» TASK STATEMENT
Leaving out the pictures, retype all the material exactly.

(Stored records)
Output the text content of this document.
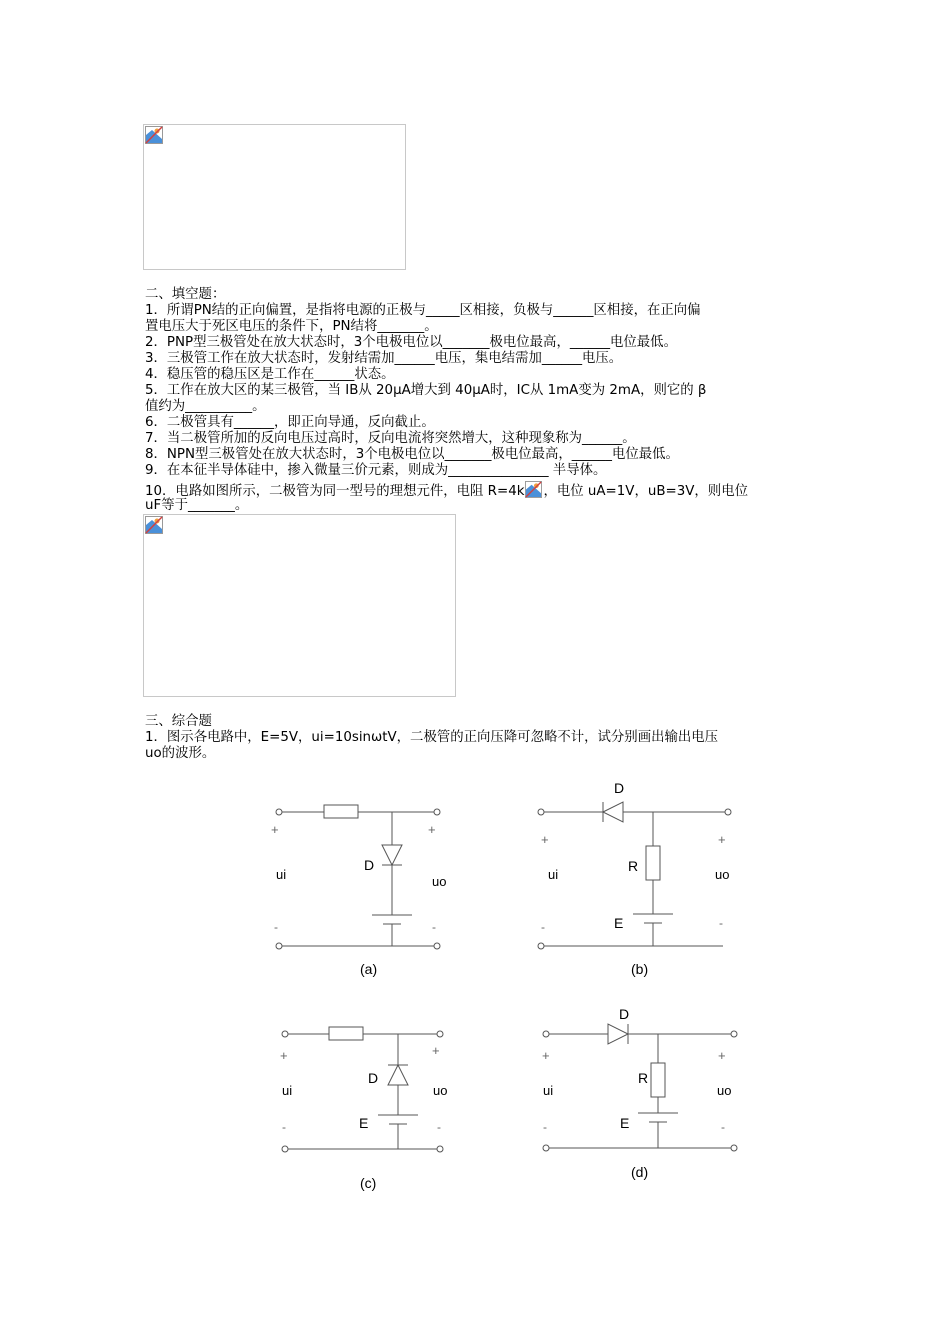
二、填空题：
1．所谓PN结的正向偏置，是指将电源的正极与_____区相接，负极与______区相接，在正向偏
置电压大于死区电压的条件下，PN结将_______。
2．PNP型三极管处在放大状态时，3个电极电位以_______极电位最高，______电位最低。
3．三极管工作在放大状态时，发射结需加______电压，集电结需加______电压。
4．稳压管的稳压区是工作在______状态。
5．工作在放大区的某三极管，当 IB从 20μA增大到 40μA时，IC从 1mA变为 2mA，则它的 β
值约为__________。
6．二极管具有______，即正向导通，反向截止。
7．当二极管所加的反向电压过高时，反向电流将突然增大，这种现象称为______。
8．NPN型三极管处在放大状态时，3个电极电位以_______极电位最高，______电位最低。
9．在本征半导体硅中，掺入微量三价元素，则成为_______________ 半导体。
10．电路如图所示，二极管为同一型号的理想元件，电阻 R=4k ，电位 uA=1V，uB=3V，则电位
uF等于_______。
三、综合题
1．图示各电路中，E=5V，ui=10sinωtV，二极管的正向压降可忽略不计，试分别画出输出电压
uo的波形。
+	+
ui	uo
D
-	-
(a)
D
+	+
ui
R
uo
E
-	-
(b)
+	+
ui
D
uo
E
-	-
(c)
D
+	+
ui
R
uo
E
-	-
(d)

» WRITTEN SOLUTION
Output the text content of this document.
二、填空题：
1．所谓PN结的正向偏置，是指将电源的正极与_____区相接，负极与______区相接，在正向偏
置电压大于死区电压的条件下，PN结将_______。
2．PNP型三极管处在放大状态时，3个电极电位以_______极电位最高，______电位最低。
3．三极管工作在放大状态时，发射结需加______电压，集电结需加______电压。
4．稳压管的稳压区是工作在______状态。
5．工作在放大区的某三极管，当 IB从 20μA增大到 40μA时，IC从 1mA变为 2mA，则它的 β
值约为__________。
6．二极管具有______，即正向导通，反向截止。
7．当二极管所加的反向电压过高时，反向电流将突然增大，这种现象称为______。
8．NPN型三极管处在放大状态时，3个电极电位以_______极电位最高，______电位最低。
9．在本征半导体硅中，掺入微量三价元素，则成为_______________ 半导体。
10．电路如图所示，二极管为同一型号的理想元件，电阻 R=4k ，电位 uA=1V，uB=3V，则电位
uF等于_______。
三、综合题
1．图示各电路中，E=5V，ui=10sinωtV，二极管的正向压降可忽略不计，试分别画出输出电压
uo的波形。
+	+
ui	uo
D
-	-
(a)
D
+	+
ui
R
uo
E
-	-
(b)
+	+
ui
D
uo
E
-	-
(c)
D
+	+
ui
R
uo
E
-	-
(d)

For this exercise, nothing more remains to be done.